--- Start of Provided information ---

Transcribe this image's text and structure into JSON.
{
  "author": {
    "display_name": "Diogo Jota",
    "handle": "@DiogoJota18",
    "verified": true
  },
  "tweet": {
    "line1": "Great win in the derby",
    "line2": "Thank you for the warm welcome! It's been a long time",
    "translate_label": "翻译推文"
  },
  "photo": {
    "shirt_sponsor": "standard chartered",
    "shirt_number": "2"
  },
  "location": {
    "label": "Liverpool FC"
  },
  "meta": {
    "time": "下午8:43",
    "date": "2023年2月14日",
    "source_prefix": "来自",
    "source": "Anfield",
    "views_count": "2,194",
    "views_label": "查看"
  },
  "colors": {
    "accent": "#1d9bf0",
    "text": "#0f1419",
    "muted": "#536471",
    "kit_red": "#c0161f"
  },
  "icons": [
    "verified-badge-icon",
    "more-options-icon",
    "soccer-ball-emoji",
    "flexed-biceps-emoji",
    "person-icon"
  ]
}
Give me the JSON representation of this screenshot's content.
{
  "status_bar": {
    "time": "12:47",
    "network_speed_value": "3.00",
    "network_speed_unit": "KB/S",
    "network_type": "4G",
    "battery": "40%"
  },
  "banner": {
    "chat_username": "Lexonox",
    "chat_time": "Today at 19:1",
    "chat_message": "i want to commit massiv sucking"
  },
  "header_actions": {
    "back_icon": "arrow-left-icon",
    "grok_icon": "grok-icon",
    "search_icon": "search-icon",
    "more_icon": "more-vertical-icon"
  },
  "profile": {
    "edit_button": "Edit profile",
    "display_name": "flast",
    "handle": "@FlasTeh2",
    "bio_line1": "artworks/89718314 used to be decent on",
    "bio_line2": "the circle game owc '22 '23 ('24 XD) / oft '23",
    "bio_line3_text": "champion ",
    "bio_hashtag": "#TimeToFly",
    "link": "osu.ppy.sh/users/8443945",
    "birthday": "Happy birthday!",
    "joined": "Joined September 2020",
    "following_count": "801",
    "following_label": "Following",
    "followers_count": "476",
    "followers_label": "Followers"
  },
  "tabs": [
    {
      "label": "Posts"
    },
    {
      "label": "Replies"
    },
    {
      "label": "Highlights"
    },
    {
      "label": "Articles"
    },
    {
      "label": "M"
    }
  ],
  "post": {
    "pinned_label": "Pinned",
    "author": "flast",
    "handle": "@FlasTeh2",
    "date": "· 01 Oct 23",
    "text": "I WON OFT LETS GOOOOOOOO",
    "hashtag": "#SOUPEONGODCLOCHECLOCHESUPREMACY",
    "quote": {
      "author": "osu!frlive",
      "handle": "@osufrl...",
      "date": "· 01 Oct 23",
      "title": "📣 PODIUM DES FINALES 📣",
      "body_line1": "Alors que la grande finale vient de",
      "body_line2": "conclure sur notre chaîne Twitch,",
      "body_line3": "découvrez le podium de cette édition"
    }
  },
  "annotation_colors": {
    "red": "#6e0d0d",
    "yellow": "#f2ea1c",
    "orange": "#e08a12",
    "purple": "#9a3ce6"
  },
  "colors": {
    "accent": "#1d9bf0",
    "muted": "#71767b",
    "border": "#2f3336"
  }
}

--- End of Provided information ---

Objective => Take the entries and copy them out exactly.

Result for this exercise =>
Transcribe this image's text and structure into JSON.
{
  "author": {
    "display_name": "Diogo Jota",
    "handle": "@DiogoJota18",
    "verified": true
  },
  "tweet": {
    "line1": "Great win in the derby",
    "line2": "Thank you for the warm welcome! It's been a long time",
    "translate_label": "翻译推文"
  },
  "photo": {
    "shirt_sponsor": "standard chartered",
    "shirt_number": "2"
  },
  "location": {
    "label": "Liverpool FC"
  },
  "meta": {
    "time": "下午8:43",
    "date": "2023年2月14日",
    "source_prefix": "来自",
    "source": "Anfield",
    "views_count": "2,194",
    "views_label": "查看"
  },
  "colors": {
    "accent": "#1d9bf0",
    "text": "#0f1419",
    "muted": "#536471",
    "kit_red": "#c0161f"
  },
  "icons": [
    "verified-badge-icon",
    "more-options-icon",
    "soccer-ball-emoji",
    "flexed-biceps-emoji",
    "person-icon"
  ]
}
Give me the JSON representation of this screenshot's content.
{
  "status_bar": {
    "time": "12:47",
    "network_speed_value": "3.00",
    "network_speed_unit": "KB/S",
    "network_type": "4G",
    "battery": "40%"
  },
  "banner": {
    "chat_username": "Lexonox",
    "chat_time": "Today at 19:1",
    "chat_message": "i want to commit massiv sucking"
  },
  "header_actions": {
    "back_icon": "arrow-left-icon",
    "grok_icon": "grok-icon",
    "search_icon": "search-icon",
    "more_icon": "more-vertical-icon"
  },
  "profile": {
    "edit_button": "Edit profile",
    "display_name": "flast",
    "handle": "@FlasTeh2",
    "bio_line1": "artworks/89718314 used to be decent on",
    "bio_line2": "the circle game owc '22 '23 ('24 XD) / oft '23",
    "bio_line3_text": "champion ",
    "bio_hashtag": "#TimeToFly",
    "link": "osu.ppy.sh/users/8443945",
    "birthday": "Happy birthday!",
    "joined": "Joined September 2020",
    "following_count": "801",
    "following_label": "Following",
    "followers_count": "476",
    "followers_label": "Followers"
  },
  "tabs": [
    {
      "label": "Posts"
    },
    {
      "label": "Replies"
    },
    {
      "label": "Highlights"
    },
    {
      "label": "Articles"
    },
    {
      "label": "M"
    }
  ],
  "post": {
    "pinned_label": "Pinned",
    "author": "flast",
    "handle": "@FlasTeh2",
    "date": "· 01 Oct 23",
    "text": "I WON OFT LETS GOOOOOOOO",
    "hashtag": "#SOUPEONGODCLOCHECLOCHESUPREMACY",
    "quote": {
      "author": "osu!frlive",
      "handle": "@osufrl...",
      "date": "· 01 Oct 23",
      "title": "📣 PODIUM DES FINALES 📣",
      "body_line1": "Alors que la grande finale vient de",
      "body_line2": "conclure sur notre chaîne Twitch,",
      "body_line3": "découvrez le podium de cette édition"
    }
  },
  "annotation_colors": {
    "red": "#6e0d0d",
    "yellow": "#f2ea1c",
    "orange": "#e08a12",
    "purple": "#9a3ce6"
  },
  "colors": {
    "accent": "#1d9bf0",
    "muted": "#71767b",
    "border": "#2f3336"
  }
}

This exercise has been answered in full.